### [THE PROBLEM]
Return all the entries exactly, keeping pictures out.

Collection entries
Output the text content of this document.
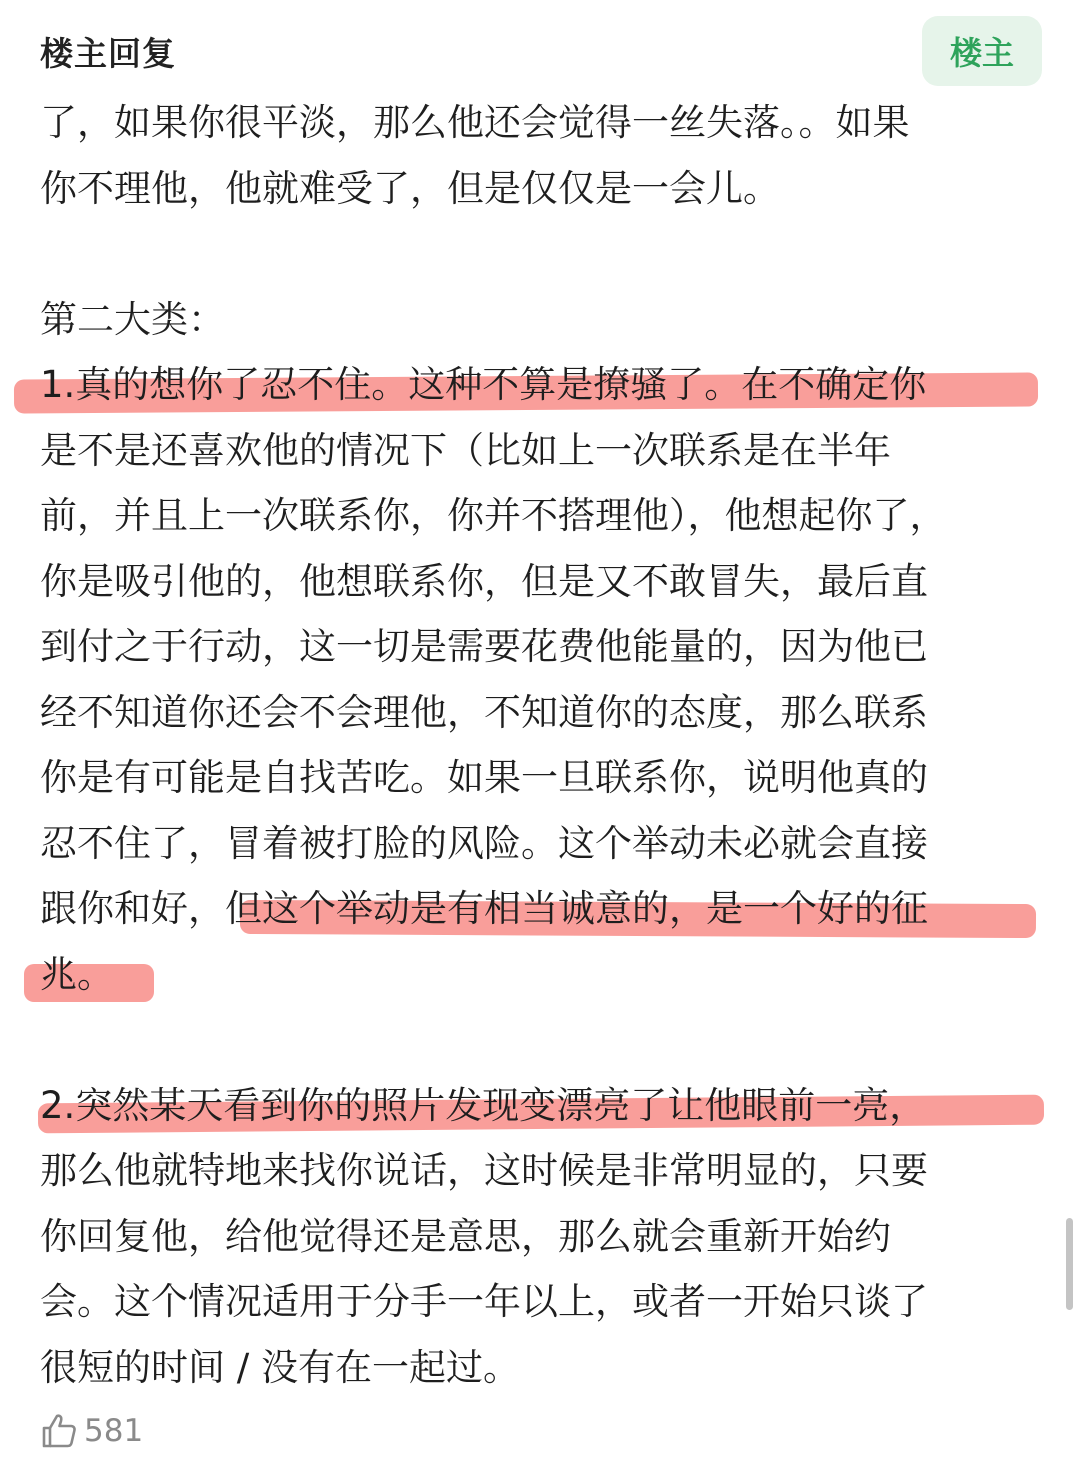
楼主回复	楼主
了，如果你很平淡，那么他还会觉得一丝失落。。如果
你不理他，他就难受了，但是仅仅是一会儿。
第二大类：
1.真的想你了忍不住。这种不算是撩骚了。在不确定你
是不是还喜欢他的情况下（比如上一次联系是在半年
前，并且上一次联系你，你并不搭理他），他想起你了，
你是吸引他的，他想联系你，但是又不敢冒失，最后直
到付之于行动，这一切是需要花费他能量的，因为他已
经不知道你还会不会理他，不知道你的态度，那么联系
你是有可能是自找苦吃。如果一旦联系你，说明他真的
忍不住了，冒着被打脸的风险。这个举动未必就会直接
跟你和好，但这个举动是有相当诚意的，是一个好的征
兆。
2.突然某天看到你的照片发现变漂亮了让他眼前一亮，
那么他就特地来找你说话，这时候是非常明显的，只要
你回复他，给他觉得还是意思，那么就会重新开始约
会。这个情况适用于分手一年以上，或者一开始只谈了
很短的时间 / 没有在一起过。
581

### [COMPLETE ANSWER]
Output the text content of this document.
楼主回复	楼主
了，如果你很平淡，那么他还会觉得一丝失落。。如果
你不理他，他就难受了，但是仅仅是一会儿。
第二大类：
1.真的想你了忍不住。这种不算是撩骚了。在不确定你
是不是还喜欢他的情况下（比如上一次联系是在半年
前，并且上一次联系你，你并不搭理他），他想起你了，
你是吸引他的，他想联系你，但是又不敢冒失，最后直
到付之于行动，这一切是需要花费他能量的，因为他已
经不知道你还会不会理他，不知道你的态度，那么联系
你是有可能是自找苦吃。如果一旦联系你，说明他真的
忍不住了，冒着被打脸的风险。这个举动未必就会直接
跟你和好，但这个举动是有相当诚意的，是一个好的征
兆。
2.突然某天看到你的照片发现变漂亮了让他眼前一亮，
那么他就特地来找你说话，这时候是非常明显的，只要
你回复他，给他觉得还是意思，那么就会重新开始约
会。这个情况适用于分手一年以上，或者一开始只谈了
很短的时间 / 没有在一起过。
581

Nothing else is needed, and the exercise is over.